Zadanie
Powtórz słowo w słowo cały tekst o pracach domowych zamieszczony poniżej.

Tekst źródłowy
☆ ☆ ☆ ☆

Do nurtu publikacji, podejmujących tematy związane z oczekiwanymi zmianami w szkolnictwie, których znakomita większość Polek i Polaków oczekuje po nowych władzach  Ministerstwa Edukacji, dołączył wczoraj (7 stycznia 2024 r.)  Jarosław Pytlak, zamieszczając tekst, którego tytuł mówi wszystko o czym to jest. Oto jego wybrane (subiektywnie) fragmenty i link do jego pełnej wersji na blogu „Wokół Szkoły”. Wyróżnienie wyrazów pogrubioną czcionką lub podkreśleniem – redakcja OE:

 

 

O pracach domowych bez emocji i z dystansem do polityki

 

Zapowiedziana przed wyborami przez opozycję likwidacja prac domowych w szkołach podstawowych wzbudziła wiele kontrowersji. Jako że jednak dotrzymywanie obietnic stało się ostatnio naczelną cnotą politycznych zwycięzców, nowa władza musi teraz zmierzyć się z tym problemem. Nie jest łatwo, o czym może świadczyć ograniczenie pierwotnej, kategorycznej zapowiedzi jedynie do pierwszego etapu edukacyjnego.Wiceministra Katarzyna Lubnauer obwieściła mianowicie w noworocznym wywiadzie dla Radia ZET, że trwają prace nad rozporządzeniem, które wprowadzi zakaz zadawania prac domowych nie w całej podstawówce, a tylko w jej najmłodszych klasach. Jak wyjaśniła: „W klasach I-III te prace domowe nie mają sensu. Takie dziecko samodzielnie pracy domowej nie rozwiąże. Realnie to nie jest zadanie tylko dla dzieci, ale i dla rodziców”. Co do starszych klas, mowa była jedynie enigmatycznie, o „ograniczeniu”.

☆ ☆ ☆ ☆

Dostarczone dane
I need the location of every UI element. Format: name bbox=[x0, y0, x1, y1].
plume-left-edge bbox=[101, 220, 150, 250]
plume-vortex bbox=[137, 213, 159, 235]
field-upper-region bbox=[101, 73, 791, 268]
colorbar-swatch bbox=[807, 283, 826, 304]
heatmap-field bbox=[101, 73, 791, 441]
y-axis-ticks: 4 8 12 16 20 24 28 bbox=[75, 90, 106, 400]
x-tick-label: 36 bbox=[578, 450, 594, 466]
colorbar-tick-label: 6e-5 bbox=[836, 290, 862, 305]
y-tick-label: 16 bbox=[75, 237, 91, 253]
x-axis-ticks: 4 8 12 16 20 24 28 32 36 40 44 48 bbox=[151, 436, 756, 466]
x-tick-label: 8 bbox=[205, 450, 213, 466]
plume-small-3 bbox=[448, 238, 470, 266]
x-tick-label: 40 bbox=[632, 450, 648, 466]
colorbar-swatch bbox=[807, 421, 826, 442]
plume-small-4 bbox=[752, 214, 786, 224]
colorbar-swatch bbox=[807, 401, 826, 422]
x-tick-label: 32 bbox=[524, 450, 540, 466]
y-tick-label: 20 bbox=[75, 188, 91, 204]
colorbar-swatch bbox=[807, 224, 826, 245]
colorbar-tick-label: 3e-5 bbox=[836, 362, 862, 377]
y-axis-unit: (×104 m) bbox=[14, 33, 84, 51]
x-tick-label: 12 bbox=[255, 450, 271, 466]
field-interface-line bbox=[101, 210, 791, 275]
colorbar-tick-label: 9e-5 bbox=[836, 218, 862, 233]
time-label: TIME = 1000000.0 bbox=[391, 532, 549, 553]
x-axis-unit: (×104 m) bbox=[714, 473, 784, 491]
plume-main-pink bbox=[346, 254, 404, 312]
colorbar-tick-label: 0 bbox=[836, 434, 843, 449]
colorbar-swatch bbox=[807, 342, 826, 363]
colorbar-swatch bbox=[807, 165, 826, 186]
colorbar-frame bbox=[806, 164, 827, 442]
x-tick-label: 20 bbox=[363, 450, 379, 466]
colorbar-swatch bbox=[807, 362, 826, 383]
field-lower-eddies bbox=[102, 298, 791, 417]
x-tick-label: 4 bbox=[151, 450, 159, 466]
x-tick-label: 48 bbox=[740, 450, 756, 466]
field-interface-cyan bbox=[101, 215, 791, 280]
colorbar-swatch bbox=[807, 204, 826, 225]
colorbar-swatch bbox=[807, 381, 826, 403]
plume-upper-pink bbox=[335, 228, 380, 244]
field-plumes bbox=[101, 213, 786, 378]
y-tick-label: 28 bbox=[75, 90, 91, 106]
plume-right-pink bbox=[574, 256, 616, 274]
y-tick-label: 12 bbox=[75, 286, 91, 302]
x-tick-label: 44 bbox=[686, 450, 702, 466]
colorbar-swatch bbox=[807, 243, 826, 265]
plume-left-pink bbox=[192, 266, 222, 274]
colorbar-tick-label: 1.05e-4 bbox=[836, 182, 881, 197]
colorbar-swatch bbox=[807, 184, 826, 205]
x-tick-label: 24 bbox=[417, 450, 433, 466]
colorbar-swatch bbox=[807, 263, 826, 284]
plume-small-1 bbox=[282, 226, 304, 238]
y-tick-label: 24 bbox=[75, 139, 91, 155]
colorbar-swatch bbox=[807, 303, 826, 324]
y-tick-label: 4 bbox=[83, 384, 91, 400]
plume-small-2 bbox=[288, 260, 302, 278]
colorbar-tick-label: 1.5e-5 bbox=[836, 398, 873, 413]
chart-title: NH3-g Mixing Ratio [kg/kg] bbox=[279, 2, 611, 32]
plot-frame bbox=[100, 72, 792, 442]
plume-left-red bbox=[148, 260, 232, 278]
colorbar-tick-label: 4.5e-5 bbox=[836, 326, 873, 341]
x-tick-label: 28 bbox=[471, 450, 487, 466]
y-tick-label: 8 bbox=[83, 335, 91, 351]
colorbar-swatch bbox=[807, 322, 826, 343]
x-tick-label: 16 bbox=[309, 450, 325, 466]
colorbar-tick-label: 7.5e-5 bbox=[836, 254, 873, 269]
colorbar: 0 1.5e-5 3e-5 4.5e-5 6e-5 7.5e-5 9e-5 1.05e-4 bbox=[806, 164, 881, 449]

☆ ☆ ☆ ☆

Rozwiązanie zadania
Do nurtu publikacji, podejmujących tematy związane z oczekiwanymi zmianami w szkolnictwie, których znakomita większość Polek i Polaków oczekuje po nowych władzach  Ministerstwa Edukacji, dołączył wczoraj (7 stycznia 2024 r.)  Jarosław Pytlak, zamieszczając tekst, którego tytuł mówi wszystko o czym to jest. Oto jego wybrane (subiektywnie) fragmenty i link do jego pełnej wersji na blogu „Wokół Szkoły”. Wyróżnienie wyrazów pogrubioną czcionką lub podkreśleniem – redakcja OE:

 

 

O pracach domowych bez emocji i z dystansem do polityki

 

Zapowiedziana przed wyborami przez opozycję likwidacja prac domowych w szkołach podstawowych wzbudziła wiele kontrowersji. Jako że jednak dotrzymywanie obietnic stało się ostatnio naczelną cnotą politycznych zwycięzców, nowa władza musi teraz zmierzyć się z tym problemem. Nie jest łatwo, o czym może świadczyć ograniczenie pierwotnej, kategorycznej zapowiedzi jedynie do pierwszego etapu edukacyjnego.Wiceministra Katarzyna Lubnauer obwieściła mianowicie w noworocznym wywiadzie dla Radia ZET, że trwają prace nad rozporządzeniem, które wprowadzi zakaz zadawania prac domowych nie w całej podstawówce, a tylko w jej najmłodszych klasach. Jak wyjaśniła: „W klasach I-III te prace domowe nie mają sensu. Takie dziecko samodzielnie pracy domowej nie rozwiąże. Realnie to nie jest zadanie tylko dla dzieci, ale i dla rodziców”. Co do starszych klas, mowa była jedynie enigmatycznie, o „ograniczeniu”.